Case Note & Summary
The revision petitioner, Pramod S/o Arjun Kanakupakar, was convicted by the Civil Judge & JMFC, Dandeli in C.C.No.735/2010 for offences under Sections 25(J) and 50(3) of the Karnataka Forest Act, 1963 and Section 51(1) of the Wildlife Protection Act, 1972. The trial court sentenced him to undergo simple imprisonment for one year and to pay a fine of Rs.5,000. The conviction was confirmed by the I Addl. District & Sessions Judge, Uttara Kannada, sitting at Sirsi (Itinerary at Yellapur) in Criminal Appeal No.67/2014 dated 07.06.2019. Aggrieved, the accused filed the present revision petition under Section 397 read with 401 of Cr.P.C. The prosecution case was that on 20.10.2010, the Range Forest Officer, Dandeli Range, along with his staff, raided the house of the accused and seized 12 teak logs and 2 teak planks valued at Rs.10,000, which were allegedly cut from the forest without permission. The accused was not present at the time of seizure. The trial court relied on the evidence of PW-1 (Range Forest Officer) and PW-2 (Forest Guard) and the seizure mahazar (Ex.P1) to convict the accused. The appellate court confirmed the conviction without properly re-appreciating the evidence. The High Court found that the prosecution failed to prove that the accused was in possession of the seized timber. The seizure was made from a place near the house, but there was no evidence to show that the accused had exclusive control over that place or that he had knowledge of the timber. The presumption under Section 69 of the Karnataka Forest Act could not be invoked as the foundational fact of possession was not established. The High Court also noted that the appellate court did not independently re-appreciate the evidence, which is a serious irregularity. Consequently, the High Court allowed the revision petition, set aside the judgments of the courts below, and acquitted the accused of all charges.

__THE PROBLEM__
Using the case note, explain in one to three sentences why the presumption under Section 69 of the Karnataka Forest Act could not be invoked. Rely only on the case note for the answer.

__PROVIDED DATA__
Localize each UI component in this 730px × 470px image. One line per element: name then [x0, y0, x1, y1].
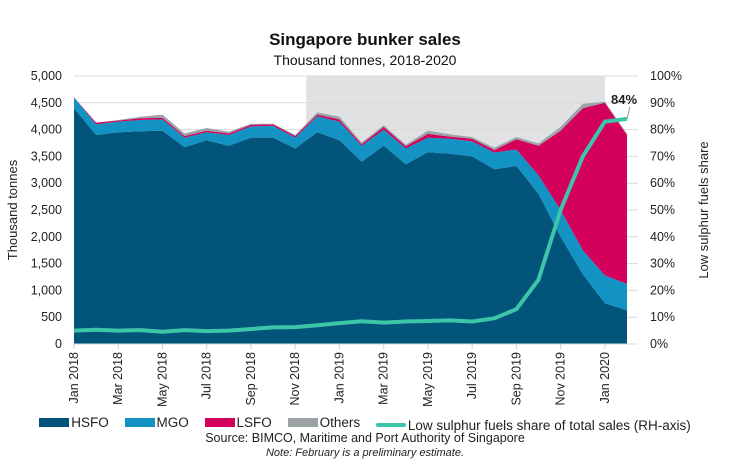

__SOLUTION TO THIS EXERCISE__
The presumption could not be invoked because the foundational fact of possession was not established. The prosecution failed to prove that the accused possessed the seized timber. There was no evidence that he had exclusive control over the place near the house where it was seized, or that he knew of the timber.